→ **Exercise instructions**
Collect every line below that contains the word "населения".

(Dataset records)
— begin —

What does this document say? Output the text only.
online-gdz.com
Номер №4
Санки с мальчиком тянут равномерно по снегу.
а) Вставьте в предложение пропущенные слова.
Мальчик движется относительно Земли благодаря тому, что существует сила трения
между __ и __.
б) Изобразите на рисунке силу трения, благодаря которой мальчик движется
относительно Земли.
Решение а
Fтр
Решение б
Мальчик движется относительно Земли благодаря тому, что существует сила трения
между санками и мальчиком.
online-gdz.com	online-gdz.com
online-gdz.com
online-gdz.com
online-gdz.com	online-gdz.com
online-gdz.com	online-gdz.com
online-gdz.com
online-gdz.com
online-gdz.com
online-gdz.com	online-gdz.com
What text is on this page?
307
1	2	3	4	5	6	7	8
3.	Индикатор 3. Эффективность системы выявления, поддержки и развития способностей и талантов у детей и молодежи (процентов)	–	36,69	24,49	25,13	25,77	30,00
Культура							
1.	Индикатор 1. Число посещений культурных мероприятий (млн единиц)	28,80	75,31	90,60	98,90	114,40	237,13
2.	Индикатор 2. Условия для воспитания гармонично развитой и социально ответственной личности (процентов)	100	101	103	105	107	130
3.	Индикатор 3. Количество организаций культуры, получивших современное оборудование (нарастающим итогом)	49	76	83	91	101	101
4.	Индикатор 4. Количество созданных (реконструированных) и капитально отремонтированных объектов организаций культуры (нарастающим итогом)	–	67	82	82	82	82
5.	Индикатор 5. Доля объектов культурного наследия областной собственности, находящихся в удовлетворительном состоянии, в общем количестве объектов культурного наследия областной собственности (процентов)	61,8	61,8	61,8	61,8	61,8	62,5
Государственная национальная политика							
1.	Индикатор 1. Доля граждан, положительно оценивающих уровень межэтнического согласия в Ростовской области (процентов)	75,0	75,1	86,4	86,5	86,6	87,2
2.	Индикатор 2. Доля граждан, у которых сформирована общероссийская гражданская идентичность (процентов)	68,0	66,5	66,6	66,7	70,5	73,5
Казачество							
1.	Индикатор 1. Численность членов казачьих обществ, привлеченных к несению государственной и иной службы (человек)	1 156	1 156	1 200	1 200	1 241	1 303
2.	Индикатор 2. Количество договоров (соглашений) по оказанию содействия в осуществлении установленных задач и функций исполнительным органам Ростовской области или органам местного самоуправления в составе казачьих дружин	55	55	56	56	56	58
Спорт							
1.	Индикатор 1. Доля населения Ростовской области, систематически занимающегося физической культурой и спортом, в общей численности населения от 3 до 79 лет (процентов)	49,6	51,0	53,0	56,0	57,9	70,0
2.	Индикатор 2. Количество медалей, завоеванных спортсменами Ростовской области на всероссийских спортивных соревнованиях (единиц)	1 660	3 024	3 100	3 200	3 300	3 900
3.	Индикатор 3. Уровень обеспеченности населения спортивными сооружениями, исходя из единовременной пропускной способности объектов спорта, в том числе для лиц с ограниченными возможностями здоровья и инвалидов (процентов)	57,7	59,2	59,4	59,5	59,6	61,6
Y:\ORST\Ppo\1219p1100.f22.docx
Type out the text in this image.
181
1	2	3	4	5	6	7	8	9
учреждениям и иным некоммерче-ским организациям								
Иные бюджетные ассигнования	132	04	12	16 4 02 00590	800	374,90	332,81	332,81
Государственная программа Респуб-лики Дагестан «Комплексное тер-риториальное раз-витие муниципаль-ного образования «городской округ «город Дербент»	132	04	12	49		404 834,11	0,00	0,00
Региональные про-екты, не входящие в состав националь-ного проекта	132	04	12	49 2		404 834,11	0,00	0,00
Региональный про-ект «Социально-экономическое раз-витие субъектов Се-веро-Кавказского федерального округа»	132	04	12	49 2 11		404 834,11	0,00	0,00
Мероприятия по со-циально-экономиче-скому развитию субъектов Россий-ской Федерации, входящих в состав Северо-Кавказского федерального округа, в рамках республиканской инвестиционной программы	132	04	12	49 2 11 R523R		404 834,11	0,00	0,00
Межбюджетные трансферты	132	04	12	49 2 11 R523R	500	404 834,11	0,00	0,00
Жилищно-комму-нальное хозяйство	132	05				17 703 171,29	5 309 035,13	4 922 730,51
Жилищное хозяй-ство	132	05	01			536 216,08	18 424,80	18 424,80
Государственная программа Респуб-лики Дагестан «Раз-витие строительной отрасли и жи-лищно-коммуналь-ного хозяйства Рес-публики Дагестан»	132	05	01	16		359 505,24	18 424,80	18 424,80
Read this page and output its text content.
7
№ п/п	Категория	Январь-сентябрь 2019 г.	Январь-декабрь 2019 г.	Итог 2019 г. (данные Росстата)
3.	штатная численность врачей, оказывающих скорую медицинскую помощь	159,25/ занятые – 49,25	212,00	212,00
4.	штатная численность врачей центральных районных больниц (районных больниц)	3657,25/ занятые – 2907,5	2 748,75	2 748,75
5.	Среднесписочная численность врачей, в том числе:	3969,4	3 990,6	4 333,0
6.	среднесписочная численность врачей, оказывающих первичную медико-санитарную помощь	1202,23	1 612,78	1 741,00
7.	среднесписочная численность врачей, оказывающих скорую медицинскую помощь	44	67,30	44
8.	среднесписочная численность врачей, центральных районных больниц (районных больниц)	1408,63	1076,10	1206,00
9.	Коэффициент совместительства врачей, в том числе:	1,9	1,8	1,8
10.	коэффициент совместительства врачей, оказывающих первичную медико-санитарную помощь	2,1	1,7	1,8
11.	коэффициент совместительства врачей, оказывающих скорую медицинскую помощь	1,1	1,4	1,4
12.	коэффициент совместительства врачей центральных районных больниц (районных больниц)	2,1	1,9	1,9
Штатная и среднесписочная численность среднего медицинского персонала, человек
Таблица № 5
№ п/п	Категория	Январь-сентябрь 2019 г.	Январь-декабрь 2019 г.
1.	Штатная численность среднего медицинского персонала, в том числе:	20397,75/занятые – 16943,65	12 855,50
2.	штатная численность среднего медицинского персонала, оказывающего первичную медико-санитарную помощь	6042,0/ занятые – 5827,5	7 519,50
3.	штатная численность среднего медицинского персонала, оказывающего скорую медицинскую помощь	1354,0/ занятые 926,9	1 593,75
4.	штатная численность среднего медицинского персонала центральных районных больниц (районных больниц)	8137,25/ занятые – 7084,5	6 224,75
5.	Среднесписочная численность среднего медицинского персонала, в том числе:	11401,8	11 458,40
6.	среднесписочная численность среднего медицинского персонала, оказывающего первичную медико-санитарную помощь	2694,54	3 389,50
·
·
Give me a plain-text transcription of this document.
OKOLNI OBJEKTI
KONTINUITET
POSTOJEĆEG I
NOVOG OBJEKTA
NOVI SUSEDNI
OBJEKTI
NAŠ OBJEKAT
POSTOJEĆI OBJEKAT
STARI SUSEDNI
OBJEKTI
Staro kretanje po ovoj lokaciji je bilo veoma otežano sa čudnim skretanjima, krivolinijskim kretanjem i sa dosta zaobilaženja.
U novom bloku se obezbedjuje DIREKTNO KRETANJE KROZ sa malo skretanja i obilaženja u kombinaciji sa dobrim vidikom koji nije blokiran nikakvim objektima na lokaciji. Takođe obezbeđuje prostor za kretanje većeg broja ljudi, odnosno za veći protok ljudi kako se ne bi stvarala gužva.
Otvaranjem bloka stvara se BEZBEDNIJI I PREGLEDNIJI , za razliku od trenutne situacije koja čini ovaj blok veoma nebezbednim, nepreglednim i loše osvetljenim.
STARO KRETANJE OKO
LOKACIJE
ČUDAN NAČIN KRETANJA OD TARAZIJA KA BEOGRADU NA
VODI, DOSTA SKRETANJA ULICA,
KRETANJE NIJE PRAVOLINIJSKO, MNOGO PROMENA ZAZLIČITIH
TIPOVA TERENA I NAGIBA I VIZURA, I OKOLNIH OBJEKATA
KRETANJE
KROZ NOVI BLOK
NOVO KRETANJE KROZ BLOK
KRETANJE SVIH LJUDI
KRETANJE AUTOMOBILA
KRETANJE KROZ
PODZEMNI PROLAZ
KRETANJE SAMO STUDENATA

— end —

→ **Finished task**
1.	Индикатор 1. Доля населения Ростовской области, систематически занимающегося физической культурой и спортом, в общей численности населения от 3 до 79 лет (процентов)	49,6	51,0	53,0	56,0	57,9	70,0
3.	Индикатор 3. Уровень обеспеченности населения спортивными сооружениями, исходя из единовременной пропускной способности объектов спорта, в том числе для лиц с ограниченными возможностями здоровья и инвалидов (процентов)	57,7	59,2	59,4	59,5	59,6	61,6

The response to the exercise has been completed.